DIRECTIONS: Can you transcribe every record below exactly as it appears?

RECORDS SUPPLIED:
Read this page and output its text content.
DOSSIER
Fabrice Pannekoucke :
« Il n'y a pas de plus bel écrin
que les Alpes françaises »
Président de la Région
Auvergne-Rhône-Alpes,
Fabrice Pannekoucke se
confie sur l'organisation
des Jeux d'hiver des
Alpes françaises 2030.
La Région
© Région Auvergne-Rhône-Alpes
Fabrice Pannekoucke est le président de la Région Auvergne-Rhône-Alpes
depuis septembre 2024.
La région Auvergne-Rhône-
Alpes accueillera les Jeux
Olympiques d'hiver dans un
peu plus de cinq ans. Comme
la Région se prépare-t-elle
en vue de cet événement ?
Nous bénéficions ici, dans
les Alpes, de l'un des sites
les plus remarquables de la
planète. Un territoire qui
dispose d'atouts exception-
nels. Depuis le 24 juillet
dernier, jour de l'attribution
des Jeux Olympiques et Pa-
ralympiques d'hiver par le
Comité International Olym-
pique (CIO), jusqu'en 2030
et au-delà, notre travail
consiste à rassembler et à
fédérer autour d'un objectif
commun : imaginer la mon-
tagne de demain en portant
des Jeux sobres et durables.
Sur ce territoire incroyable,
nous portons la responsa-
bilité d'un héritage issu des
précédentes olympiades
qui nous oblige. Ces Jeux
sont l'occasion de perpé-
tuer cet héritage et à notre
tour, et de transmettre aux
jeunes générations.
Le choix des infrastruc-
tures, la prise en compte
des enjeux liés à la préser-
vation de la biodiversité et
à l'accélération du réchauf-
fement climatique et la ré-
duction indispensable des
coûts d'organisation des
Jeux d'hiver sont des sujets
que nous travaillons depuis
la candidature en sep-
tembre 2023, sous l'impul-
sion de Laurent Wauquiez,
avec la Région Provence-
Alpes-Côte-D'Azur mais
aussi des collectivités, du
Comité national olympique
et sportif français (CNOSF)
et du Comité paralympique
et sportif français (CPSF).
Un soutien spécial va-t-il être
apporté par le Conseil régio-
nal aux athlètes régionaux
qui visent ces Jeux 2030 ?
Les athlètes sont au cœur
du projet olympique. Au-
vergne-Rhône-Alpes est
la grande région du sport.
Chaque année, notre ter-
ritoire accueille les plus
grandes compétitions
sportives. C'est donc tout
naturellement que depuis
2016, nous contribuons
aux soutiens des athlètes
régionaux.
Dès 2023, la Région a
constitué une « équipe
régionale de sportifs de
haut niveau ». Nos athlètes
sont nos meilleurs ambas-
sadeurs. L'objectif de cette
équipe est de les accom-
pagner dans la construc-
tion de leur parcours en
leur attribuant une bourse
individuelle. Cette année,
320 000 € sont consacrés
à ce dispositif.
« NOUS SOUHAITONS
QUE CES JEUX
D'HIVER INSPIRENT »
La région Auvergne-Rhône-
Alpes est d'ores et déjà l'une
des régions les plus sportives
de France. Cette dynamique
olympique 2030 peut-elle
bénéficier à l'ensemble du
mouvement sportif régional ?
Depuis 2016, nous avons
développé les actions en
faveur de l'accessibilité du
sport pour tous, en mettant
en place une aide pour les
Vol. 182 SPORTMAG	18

RESPONSE TO THIS TASK:
Read this page and output its text content.
DOSSIER
Fabrice Pannekoucke :
« Il n'y a pas de plus bel écrin
que les Alpes françaises »
Président de la Région
Auvergne-Rhône-Alpes,
Fabrice Pannekoucke se
confie sur l'organisation
des Jeux d'hiver des
Alpes françaises 2030.
La Région
© Région Auvergne-Rhône-Alpes
Fabrice Pannekoucke est le président de la Région Auvergne-Rhône-Alpes
depuis septembre 2024.
La région Auvergne-Rhône-
Alpes accueillera les Jeux
Olympiques d'hiver dans un
peu plus de cinq ans. Comme
la Région se prépare-t-elle
en vue de cet événement ?
Nous bénéficions ici, dans
les Alpes, de l'un des sites
les plus remarquables de la
planète. Un territoire qui
dispose d'atouts exception-
nels. Depuis le 24 juillet
dernier, jour de l'attribution
des Jeux Olympiques et Pa-
ralympiques d'hiver par le
Comité International Olym-
pique (CIO), jusqu'en 2030
et au-delà, notre travail
consiste à rassembler et à
fédérer autour d'un objectif
commun : imaginer la mon-
tagne de demain en portant
des Jeux sobres et durables.
Sur ce territoire incroyable,
nous portons la responsa-
bilité d'un héritage issu des
précédentes olympiades
qui nous oblige. Ces Jeux
sont l'occasion de perpé-
tuer cet héritage et à notre
tour, et de transmettre aux
jeunes générations.
Le choix des infrastruc-
tures, la prise en compte
des enjeux liés à la préser-
vation de la biodiversité et
à l'accélération du réchauf-
fement climatique et la ré-
duction indispensable des
coûts d'organisation des
Jeux d'hiver sont des sujets
que nous travaillons depuis
la candidature en sep-
tembre 2023, sous l'impul-
sion de Laurent Wauquiez,
avec la Région Provence-
Alpes-Côte-D'Azur mais
aussi des collectivités, du
Comité national olympique
et sportif français (CNOSF)
et du Comité paralympique
et sportif français (CPSF).
Un soutien spécial va-t-il être
apporté par le Conseil régio-
nal aux athlètes régionaux
qui visent ces Jeux 2030 ?
Les athlètes sont au cœur
du projet olympique. Au-
vergne-Rhône-Alpes est
la grande région du sport.
Chaque année, notre ter-
ritoire accueille les plus
grandes compétitions
sportives. C'est donc tout
naturellement que depuis
2016, nous contribuons
aux soutiens des athlètes
régionaux.
Dès 2023, la Région a
constitué une « équipe
régionale de sportifs de
haut niveau ». Nos athlètes
sont nos meilleurs ambas-
sadeurs. L'objectif de cette
équipe est de les accom-
pagner dans la construc-
tion de leur parcours en
leur attribuant une bourse
individuelle. Cette année,
320 000 € sont consacrés
à ce dispositif.
« NOUS SOUHAITONS
QUE CES JEUX
D'HIVER INSPIRENT »
La région Auvergne-Rhône-
Alpes est d'ores et déjà l'une
des régions les plus sportives
de France. Cette dynamique
olympique 2030 peut-elle
bénéficier à l'ensemble du
mouvement sportif régional ?
Depuis 2016, nous avons
développé les actions en
faveur de l'accessibilité du
sport pour tous, en mettant
en place une aide pour les
Vol. 182 SPORTMAG	18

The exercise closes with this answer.